*Information given*.

## Start

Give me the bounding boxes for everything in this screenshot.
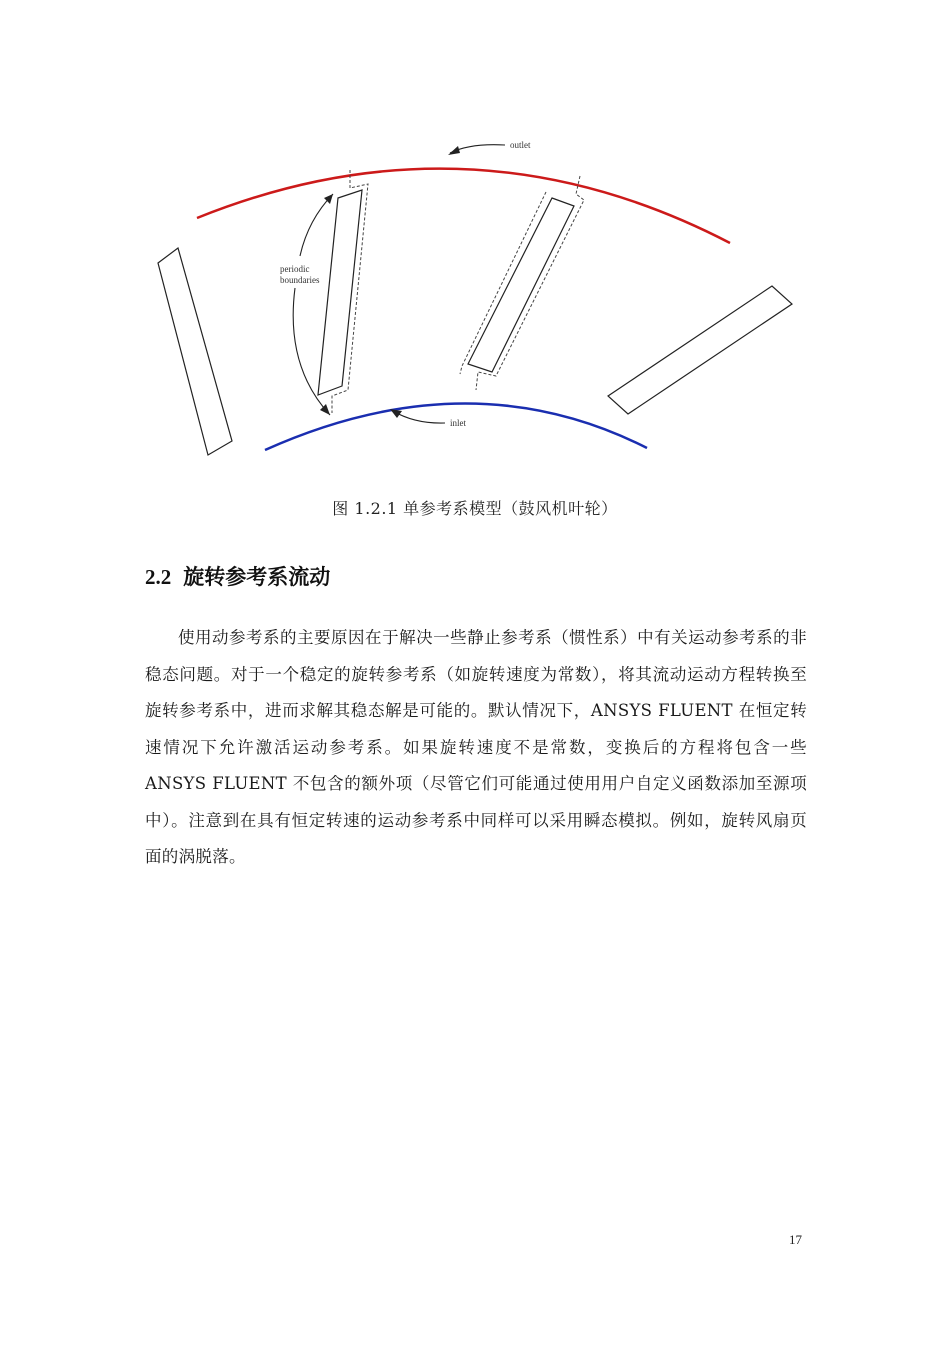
periodic-boundary-dashed-3 xyxy=(476,176,584,390)
impeller-diagram xyxy=(140,128,820,468)
section-number: 2.2 xyxy=(145,565,172,589)
impeller-figure xyxy=(140,128,820,468)
blade-second xyxy=(318,190,362,395)
blade-third xyxy=(468,198,574,372)
periodic-label-line1: periodic xyxy=(280,264,310,274)
periodic-arrow-bottom xyxy=(293,288,330,415)
inlet-arrowhead xyxy=(390,409,402,418)
periodic-arrow-top xyxy=(300,194,333,256)
body-paragraph: 使用动参考系的主要原因在于解决一些静止参考系（惯性系）中有关运动参考系的非稳态问题。对于一个稳定的旋转参考系（如旋转速度为常数），将其流动运动方程转换至旋转参考系中，进而求解其稳态解是可能的。默认情况下，ANSYS FLUENT 在恒定转速情况下允许激活运动参考系。如果旋转速度不是常数，变换后的方程将包含一些 ANSYS FLUENT 不包含的额外项（尽管它们可能通过使用用户自定义函数添加至源项中）。注意到在具有恒定转速的运动参考系中同样可以采用瞬态模拟。例如，旋转风扇页面的涡脱落。 xyxy=(145,628,807,866)
figure-caption: 图 1.2.1 单参考系模型（鼓风机叶轮） xyxy=(332,499,618,518)
periodic-label-line2: boundaries xyxy=(280,275,320,285)
inlet-label: inlet xyxy=(450,418,466,428)
section-heading xyxy=(145,561,330,591)
outlet-label: outlet xyxy=(510,140,531,150)
outlet-curve xyxy=(197,169,730,243)
section-title-text: 旋转参考系流动 xyxy=(183,564,331,589)
outlet-arrowhead xyxy=(448,146,460,155)
page-number: 17 xyxy=(789,1232,802,1247)
blade-right xyxy=(608,286,792,414)
blade-left xyxy=(158,248,232,455)
periodic-boundary-dashed-3b xyxy=(460,192,546,374)
inlet-pointer xyxy=(393,411,445,423)
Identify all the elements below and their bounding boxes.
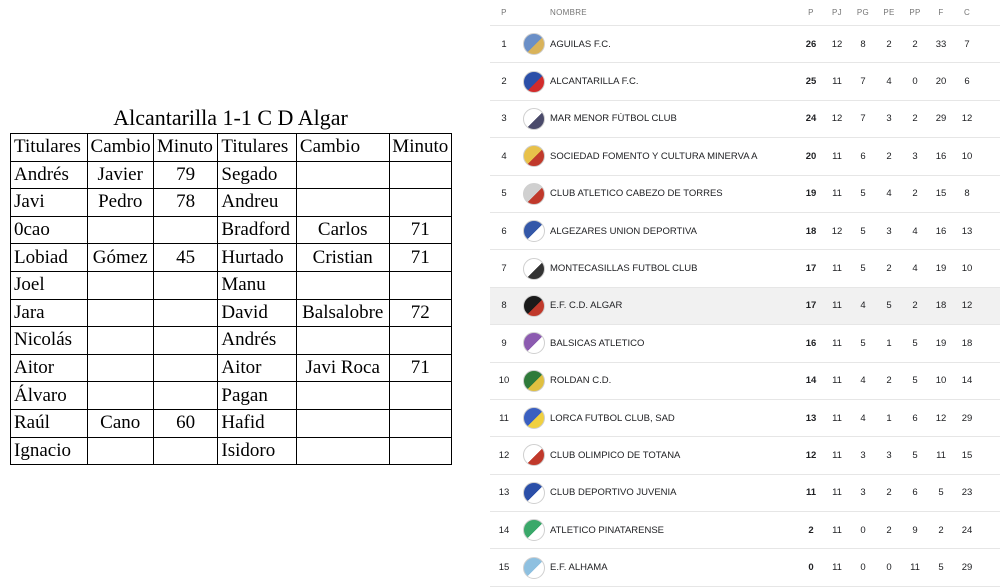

## End

*Directions for this task*.
Edit the records so that each occurrence of "bounding boxes" reads "bounding rectangles" and everything else stays the same. Leave the pictures out of your answer.

*Full output*.
Give me the bounding rectangles for everything in this screenshot.
periodic-boundary-dashed-3 xyxy=(476,176,584,390)
impeller-diagram xyxy=(140,128,820,468)
section-number: 2.2 xyxy=(145,565,172,589)
impeller-figure xyxy=(140,128,820,468)
blade-second xyxy=(318,190,362,395)
blade-third xyxy=(468,198,574,372)
periodic-label-line1: periodic xyxy=(280,264,310,274)
periodic-arrow-bottom xyxy=(293,288,330,415)
inlet-arrowhead xyxy=(390,409,402,418)
periodic-arrow-top xyxy=(300,194,333,256)
body-paragraph: 使用动参考系的主要原因在于解决一些静止参考系（惯性系）中有关运动参考系的非稳态问题。对于一个稳定的旋转参考系（如旋转速度为常数），将其流动运动方程转换至旋转参考系中，进而求解其稳态解是可能的。默认情况下，ANSYS FLUENT 在恒定转速情况下允许激活运动参考系。如果旋转速度不是常数，变换后的方程将包含一些 ANSYS FLUENT 不包含的额外项（尽管它们可能通过使用用户自定义函数添加至源项中）。注意到在具有恒定转速的运动参考系中同样可以采用瞬态模拟。例如，旋转风扇页面的涡脱落。 xyxy=(145,628,807,866)
figure-caption: 图 1.2.1 单参考系模型（鼓风机叶轮） xyxy=(332,499,618,518)
periodic-label-line2: boundaries xyxy=(280,275,320,285)
inlet-label: inlet xyxy=(450,418,466,428)
section-heading xyxy=(145,561,330,591)
outlet-label: outlet xyxy=(510,140,531,150)
outlet-curve xyxy=(197,169,730,243)
section-title-text: 旋转参考系流动 xyxy=(183,564,331,589)
outlet-arrowhead xyxy=(448,146,460,155)
page-number: 17 xyxy=(789,1232,802,1247)
blade-right xyxy=(608,286,792,414)
blade-left xyxy=(158,248,232,455)
periodic-boundary-dashed-3b xyxy=(460,192,546,374)
inlet-pointer xyxy=(393,411,445,423)
Identify all the elements below and their bounding rectangles.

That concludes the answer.